The exercise:
Show every line of the listing that contains the string "value", copying each line in full. Case counts.

Records supplied:

----

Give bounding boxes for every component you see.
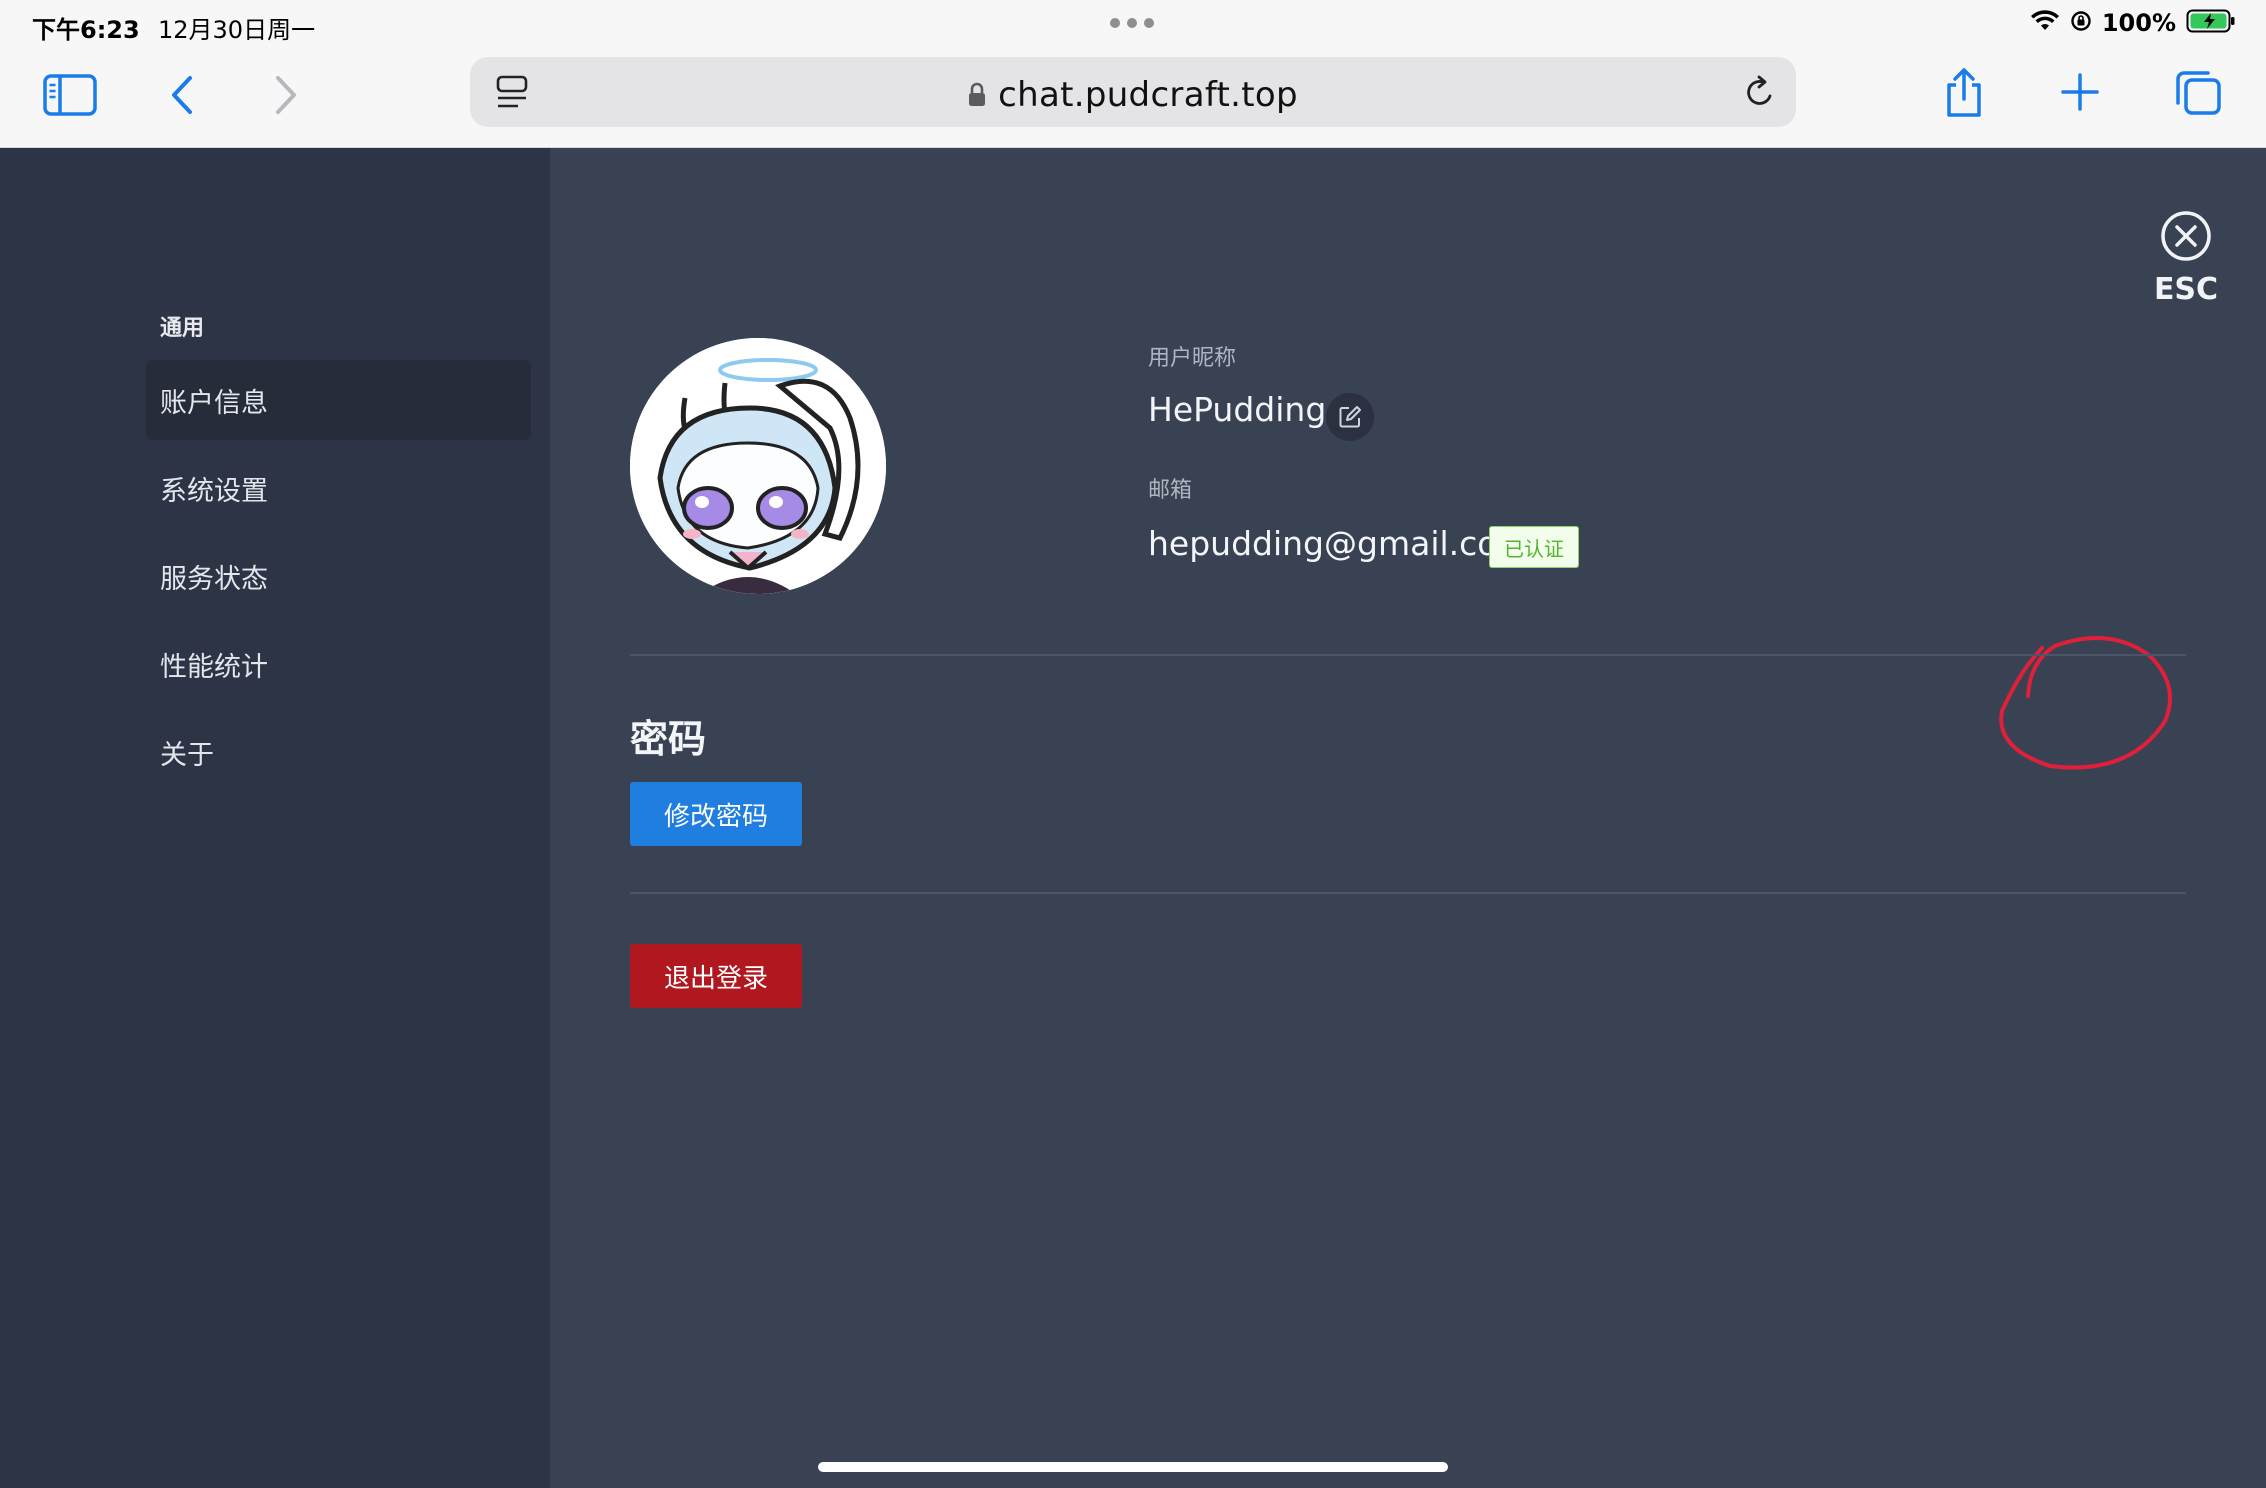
battery-percentage: 100% [2101,9,2176,37]
sidebar-item-label: 账户信息 [160,387,268,419]
password-section-title: 密码 [630,717,707,761]
sidebar-item-account[interactable]: 账户信息 [146,360,531,440]
orientation-lock-icon [2070,10,2092,36]
avatar[interactable] [630,338,886,594]
share-icon[interactable] [1940,64,1988,122]
verified-badge: 已认证 [1489,526,1579,568]
sidebar-item-label: 服务状态 [160,563,268,595]
sidebar-item-system-settings[interactable]: 系统设置 [146,448,531,528]
address-bar[interactable]: chat.pudcraft.top [470,57,1796,127]
email-value: hepudding@gmail.com [1148,524,1530,563]
nickname-value: HePudding [1148,390,1327,429]
multitasking-dots-icon[interactable] [1110,18,1154,28]
reload-icon[interactable] [1740,72,1780,112]
status-time: 下午6:23 [32,16,140,44]
lock-icon [969,82,986,106]
status-bar: 下午6:23 12月30日周一 100% [0,0,2266,50]
divider [630,654,2186,656]
sidebar-toggle-icon[interactable] [42,70,98,120]
browser-toolbar: chat.pudcraft.top [0,50,2266,148]
sidebar-item-service-status[interactable]: 服务状态 [146,536,531,616]
url-text: chat.pudcraft.top [998,75,1298,115]
edit-nickname-button[interactable] [1326,393,1374,441]
status-right: 100% [2030,8,2236,38]
back-icon[interactable] [162,70,202,120]
anime-character-avatar-icon [630,338,886,594]
sidebar-item-label: 系统设置 [160,475,268,507]
edit-icon [1339,406,1361,428]
wifi-icon [2030,10,2060,36]
email-label: 邮箱 [1148,478,1193,503]
forward-icon[interactable] [266,70,306,120]
close-button[interactable]: ESC [2138,210,2234,310]
esc-label: ESC [2153,272,2219,307]
sidebar-item-label: 性能统计 [160,651,268,683]
logout-button[interactable]: 退出登录 [630,944,802,1008]
handwritten-circle-annotation [1999,636,2172,770]
close-icon [2161,211,2211,261]
sidebar-item-performance[interactable]: 性能统计 [146,624,531,704]
sidebar-item-label: 关于 [160,739,214,771]
settings-sidebar: 通用 账户信息 系统设置 服务状态 性能统计 关于 [0,148,550,1488]
new-tab-icon[interactable] [2058,70,2102,114]
battery-charging-icon [2186,8,2236,38]
tabs-overview-icon[interactable] [2172,66,2224,118]
sidebar-item-about[interactable]: 关于 [146,712,531,792]
change-password-button[interactable]: 修改密码 [630,782,802,846]
home-indicator[interactable] [818,1462,1448,1472]
divider [630,892,2186,894]
status-date: 12月30日周一 [158,16,316,44]
sidebar-section-title: 通用 [160,316,205,341]
nickname-label: 用户昵称 [1148,346,1237,371]
account-panel: ESC 用户昵称 HePudding 邮箱 hepudding@gmail.co… [550,148,2266,1488]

----

Correct answer:
email-value: hepudding@gmail.com [1148,524,1530,563]
nickname-value: HePudding [1148,390,1327,429]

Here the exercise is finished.